WHAT YOU NEED TO DO :: Please give the data below again in full, exactly as it stands.

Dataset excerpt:

########################################

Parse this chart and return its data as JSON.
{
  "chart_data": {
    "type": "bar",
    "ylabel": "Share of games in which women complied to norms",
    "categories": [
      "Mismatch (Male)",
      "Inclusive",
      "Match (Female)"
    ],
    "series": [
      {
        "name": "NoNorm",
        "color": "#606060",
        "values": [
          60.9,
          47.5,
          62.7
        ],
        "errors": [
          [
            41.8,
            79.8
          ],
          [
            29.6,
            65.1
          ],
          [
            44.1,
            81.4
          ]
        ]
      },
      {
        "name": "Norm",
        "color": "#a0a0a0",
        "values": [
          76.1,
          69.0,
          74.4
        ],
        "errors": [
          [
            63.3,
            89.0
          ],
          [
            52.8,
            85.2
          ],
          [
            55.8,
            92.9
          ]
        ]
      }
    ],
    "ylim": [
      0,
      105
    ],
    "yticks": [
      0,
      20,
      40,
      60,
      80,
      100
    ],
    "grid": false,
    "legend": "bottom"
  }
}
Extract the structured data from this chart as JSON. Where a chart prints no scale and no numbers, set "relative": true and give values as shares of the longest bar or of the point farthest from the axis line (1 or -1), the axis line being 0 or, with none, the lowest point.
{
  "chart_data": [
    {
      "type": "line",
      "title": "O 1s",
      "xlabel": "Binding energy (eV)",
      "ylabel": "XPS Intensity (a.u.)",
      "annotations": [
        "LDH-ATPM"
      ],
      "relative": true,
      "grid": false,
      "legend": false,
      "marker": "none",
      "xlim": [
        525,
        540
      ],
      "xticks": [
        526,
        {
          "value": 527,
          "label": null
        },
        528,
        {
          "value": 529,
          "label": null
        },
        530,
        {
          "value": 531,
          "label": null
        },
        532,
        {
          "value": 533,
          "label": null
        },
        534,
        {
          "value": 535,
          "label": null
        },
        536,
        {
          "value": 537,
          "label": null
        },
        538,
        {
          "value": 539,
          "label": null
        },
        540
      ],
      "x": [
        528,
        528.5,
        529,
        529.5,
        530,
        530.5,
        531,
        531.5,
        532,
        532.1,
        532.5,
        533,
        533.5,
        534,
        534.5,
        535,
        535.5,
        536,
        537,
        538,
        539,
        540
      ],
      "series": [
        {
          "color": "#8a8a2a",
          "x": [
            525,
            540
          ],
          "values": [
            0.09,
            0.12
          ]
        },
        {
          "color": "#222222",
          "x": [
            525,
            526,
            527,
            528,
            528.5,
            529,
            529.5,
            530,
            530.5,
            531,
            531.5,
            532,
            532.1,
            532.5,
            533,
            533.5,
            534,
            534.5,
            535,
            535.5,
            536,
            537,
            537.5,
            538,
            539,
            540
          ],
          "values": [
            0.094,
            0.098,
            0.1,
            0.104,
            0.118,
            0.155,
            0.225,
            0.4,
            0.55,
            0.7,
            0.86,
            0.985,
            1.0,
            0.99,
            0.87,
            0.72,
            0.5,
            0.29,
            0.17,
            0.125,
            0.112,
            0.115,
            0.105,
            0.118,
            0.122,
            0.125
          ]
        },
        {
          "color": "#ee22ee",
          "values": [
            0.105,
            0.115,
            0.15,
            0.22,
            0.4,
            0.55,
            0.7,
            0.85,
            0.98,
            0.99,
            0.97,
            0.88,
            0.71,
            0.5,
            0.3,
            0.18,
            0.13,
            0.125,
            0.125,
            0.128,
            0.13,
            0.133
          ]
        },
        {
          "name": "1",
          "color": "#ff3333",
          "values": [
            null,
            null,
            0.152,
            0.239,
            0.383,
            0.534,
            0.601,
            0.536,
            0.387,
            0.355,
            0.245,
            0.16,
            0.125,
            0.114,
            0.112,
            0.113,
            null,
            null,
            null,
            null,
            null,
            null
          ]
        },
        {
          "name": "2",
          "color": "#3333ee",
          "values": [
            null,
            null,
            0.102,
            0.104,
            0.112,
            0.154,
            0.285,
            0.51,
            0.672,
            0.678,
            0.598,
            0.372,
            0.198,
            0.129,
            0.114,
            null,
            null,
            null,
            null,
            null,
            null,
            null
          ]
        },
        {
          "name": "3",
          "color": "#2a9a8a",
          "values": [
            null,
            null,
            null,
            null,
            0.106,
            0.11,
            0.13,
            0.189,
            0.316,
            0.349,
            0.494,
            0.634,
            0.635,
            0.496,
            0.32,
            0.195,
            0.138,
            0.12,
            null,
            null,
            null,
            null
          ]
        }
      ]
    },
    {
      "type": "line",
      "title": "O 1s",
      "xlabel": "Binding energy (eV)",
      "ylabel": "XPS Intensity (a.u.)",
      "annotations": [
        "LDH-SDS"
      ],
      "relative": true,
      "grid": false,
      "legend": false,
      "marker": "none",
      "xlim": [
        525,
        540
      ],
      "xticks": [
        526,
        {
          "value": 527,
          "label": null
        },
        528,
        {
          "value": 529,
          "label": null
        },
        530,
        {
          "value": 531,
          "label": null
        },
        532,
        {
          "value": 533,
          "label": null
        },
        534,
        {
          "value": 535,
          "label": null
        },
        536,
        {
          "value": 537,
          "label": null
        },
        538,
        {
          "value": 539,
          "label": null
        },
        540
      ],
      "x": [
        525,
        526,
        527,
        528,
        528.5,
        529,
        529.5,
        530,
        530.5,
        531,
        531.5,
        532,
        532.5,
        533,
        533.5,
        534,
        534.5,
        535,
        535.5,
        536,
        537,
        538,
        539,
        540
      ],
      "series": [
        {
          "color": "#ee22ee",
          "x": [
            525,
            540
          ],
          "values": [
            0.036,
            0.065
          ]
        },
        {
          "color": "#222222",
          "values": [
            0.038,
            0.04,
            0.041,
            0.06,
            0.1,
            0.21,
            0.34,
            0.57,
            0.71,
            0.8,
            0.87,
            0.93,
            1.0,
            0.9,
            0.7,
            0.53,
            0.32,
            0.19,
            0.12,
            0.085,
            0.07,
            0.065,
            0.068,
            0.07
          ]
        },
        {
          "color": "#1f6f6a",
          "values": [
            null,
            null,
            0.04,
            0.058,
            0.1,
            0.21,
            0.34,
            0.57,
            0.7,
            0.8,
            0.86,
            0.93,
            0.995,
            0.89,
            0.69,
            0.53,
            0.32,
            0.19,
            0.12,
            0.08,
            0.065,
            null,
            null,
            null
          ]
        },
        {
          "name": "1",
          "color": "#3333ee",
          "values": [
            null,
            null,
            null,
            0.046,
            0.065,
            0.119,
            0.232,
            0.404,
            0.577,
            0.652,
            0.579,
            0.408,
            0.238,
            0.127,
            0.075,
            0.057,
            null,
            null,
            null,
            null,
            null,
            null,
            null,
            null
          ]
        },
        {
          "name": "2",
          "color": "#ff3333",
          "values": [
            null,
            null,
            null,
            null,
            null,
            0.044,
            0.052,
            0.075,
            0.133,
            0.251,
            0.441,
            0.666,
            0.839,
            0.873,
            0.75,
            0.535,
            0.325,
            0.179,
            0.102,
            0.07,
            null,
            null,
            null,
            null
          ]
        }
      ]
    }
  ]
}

########################################

REPLY TO THE TASK ::
Parse this chart and return its data as JSON.
{
  "chart_data": {
    "type": "bar",
    "ylabel": "Share of games in which women complied to norms",
    "categories": [
      "Mismatch (Male)",
      "Inclusive",
      "Match (Female)"
    ],
    "series": [
      {
        "name": "NoNorm",
        "color": "#606060",
        "values": [
          60.9,
          47.5,
          62.7
        ],
        "errors": [
          [
            41.8,
            79.8
          ],
          [
            29.6,
            65.1
          ],
          [
            44.1,
            81.4
          ]
        ]
      },
      {
        "name": "Norm",
        "color": "#a0a0a0",
        "values": [
          76.1,
          69.0,
          74.4
        ],
        "errors": [
          [
            63.3,
            89.0
          ],
          [
            52.8,
            85.2
          ],
          [
            55.8,
            92.9
          ]
        ]
      }
    ],
    "ylim": [
      0,
      105
    ],
    "yticks": [
      0,
      20,
      40,
      60,
      80,
      100
    ],
    "grid": false,
    "legend": "bottom"
  }
}
Extract the structured data from this chart as JSON. Where a chart prints no scale and no numbers, set "relative": true and give values as shares of the longest bar or of the point farthest from the axis line (1 or -1), the axis line being 0 or, with none, the lowest point.
{
  "chart_data": [
    {
      "type": "line",
      "title": "O 1s",
      "xlabel": "Binding energy (eV)",
      "ylabel": "XPS Intensity (a.u.)",
      "annotations": [
        "LDH-ATPM"
      ],
      "relative": true,
      "grid": false,
      "legend": false,
      "marker": "none",
      "xlim": [
        525,
        540
      ],
      "xticks": [
        526,
        {
          "value": 527,
          "label": null
        },
        528,
        {
          "value": 529,
          "label": null
        },
        530,
        {
          "value": 531,
          "label": null
        },
        532,
        {
          "value": 533,
          "label": null
        },
        534,
        {
          "value": 535,
          "label": null
        },
        536,
        {
          "value": 537,
          "label": null
        },
        538,
        {
          "value": 539,
          "label": null
        },
        540
      ],
      "x": [
        528,
        528.5,
        529,
        529.5,
        530,
        530.5,
        531,
        531.5,
        532,
        532.1,
        532.5,
        533,
        533.5,
        534,
        534.5,
        535,
        535.5,
        536,
        537,
        538,
        539,
        540
      ],
      "series": [
        {
          "color": "#8a8a2a",
          "x": [
            525,
            540
          ],
          "values": [
            0.09,
            0.12
          ]
        },
        {
          "color": "#222222",
          "x": [
            525,
            526,
            527,
            528,
            528.5,
            529,
            529.5,
            530,
            530.5,
            531,
            531.5,
            532,
            532.1,
            532.5,
            533,
            533.5,
            534,
            534.5,
            535,
            535.5,
            536,
            537,
            537.5,
            538,
            539,
            540
          ],
          "values": [
            0.094,
            0.098,
            0.1,
            0.104,
            0.118,
            0.155,
            0.225,
            0.4,
            0.55,
            0.7,
            0.86,
            0.985,
            1.0,
            0.99,
            0.87,
            0.72,
            0.5,
            0.29,
            0.17,
            0.125,
            0.112,
            0.115,
            0.105,
            0.118,
            0.122,
            0.125
          ]
        },
        {
          "color": "#ee22ee",
          "values": [
            0.105,
            0.115,
            0.15,
            0.22,
            0.4,
            0.55,
            0.7,
            0.85,
            0.98,
            0.99,
            0.97,
            0.88,
            0.71,
            0.5,
            0.3,
            0.18,
            0.13,
            0.125,
            0.125,
            0.128,
            0.13,
            0.133
          ]
        },
        {
          "name": "1",
          "color": "#ff3333",
          "values": [
            null,
            null,
            0.152,
            0.239,
            0.383,
            0.534,
            0.601,
            0.536,
            0.387,
            0.355,
            0.245,
            0.16,
            0.125,
            0.114,
            0.112,
            0.113,
            null,
            null,
            null,
            null,
            null,
            null
          ]
        },
        {
          "name": "2",
          "color": "#3333ee",
          "values": [
            null,
            null,
            0.102,
            0.104,
            0.112,
            0.154,
            0.285,
            0.51,
            0.672,
            0.678,
            0.598,
            0.372,
            0.198,
            0.129,
            0.114,
            null,
            null,
            null,
            null,
            null,
            null,
            null
          ]
        },
        {
          "name": "3",
          "color": "#2a9a8a",
          "values": [
            null,
            null,
            null,
            null,
            0.106,
            0.11,
            0.13,
            0.189,
            0.316,
            0.349,
            0.494,
            0.634,
            0.635,
            0.496,
            0.32,
            0.195,
            0.138,
            0.12,
            null,
            null,
            null,
            null
          ]
        }
      ]
    },
    {
      "type": "line",
      "title": "O 1s",
      "xlabel": "Binding energy (eV)",
      "ylabel": "XPS Intensity (a.u.)",
      "annotations": [
        "LDH-SDS"
      ],
      "relative": true,
      "grid": false,
      "legend": false,
      "marker": "none",
      "xlim": [
        525,
        540
      ],
      "xticks": [
        526,
        {
          "value": 527,
          "label": null
        },
        528,
        {
          "value": 529,
          "label": null
        },
        530,
        {
          "value": 531,
          "label": null
        },
        532,
        {
          "value": 533,
          "label": null
        },
        534,
        {
          "value": 535,
          "label": null
        },
        536,
        {
          "value": 537,
          "label": null
        },
        538,
        {
          "value": 539,
          "label": null
        },
        540
      ],
      "x": [
        525,
        526,
        527,
        528,
        528.5,
        529,
        529.5,
        530,
        530.5,
        531,
        531.5,
        532,
        532.5,
        533,
        533.5,
        534,
        534.5,
        535,
        535.5,
        536,
        537,
        538,
        539,
        540
      ],
      "series": [
        {
          "color": "#ee22ee",
          "x": [
            525,
            540
          ],
          "values": [
            0.036,
            0.065
          ]
        },
        {
          "color": "#222222",
          "values": [
            0.038,
            0.04,
            0.041,
            0.06,
            0.1,
            0.21,
            0.34,
            0.57,
            0.71,
            0.8,
            0.87,
            0.93,
            1.0,
            0.9,
            0.7,
            0.53,
            0.32,
            0.19,
            0.12,
            0.085,
            0.07,
            0.065,
            0.068,
            0.07
          ]
        },
        {
          "color": "#1f6f6a",
          "values": [
            null,
            null,
            0.04,
            0.058,
            0.1,
            0.21,
            0.34,
            0.57,
            0.7,
            0.8,
            0.86,
            0.93,
            0.995,
            0.89,
            0.69,
            0.53,
            0.32,
            0.19,
            0.12,
            0.08,
            0.065,
            null,
            null,
            null
          ]
        },
        {
          "name": "1",
          "color": "#3333ee",
          "values": [
            null,
            null,
            null,
            0.046,
            0.065,
            0.119,
            0.232,
            0.404,
            0.577,
            0.652,
            0.579,
            0.408,
            0.238,
            0.127,
            0.075,
            0.057,
            null,
            null,
            null,
            null,
            null,
            null,
            null,
            null
          ]
        },
        {
          "name": "2",
          "color": "#ff3333",
          "values": [
            null,
            null,
            null,
            null,
            null,
            0.044,
            0.052,
            0.075,
            0.133,
            0.251,
            0.441,
            0.666,
            0.839,
            0.873,
            0.75,
            0.535,
            0.325,
            0.179,
            0.102,
            0.07,
            null,
            null,
            null,
            null
          ]
        }
      ]
    }
  ]
}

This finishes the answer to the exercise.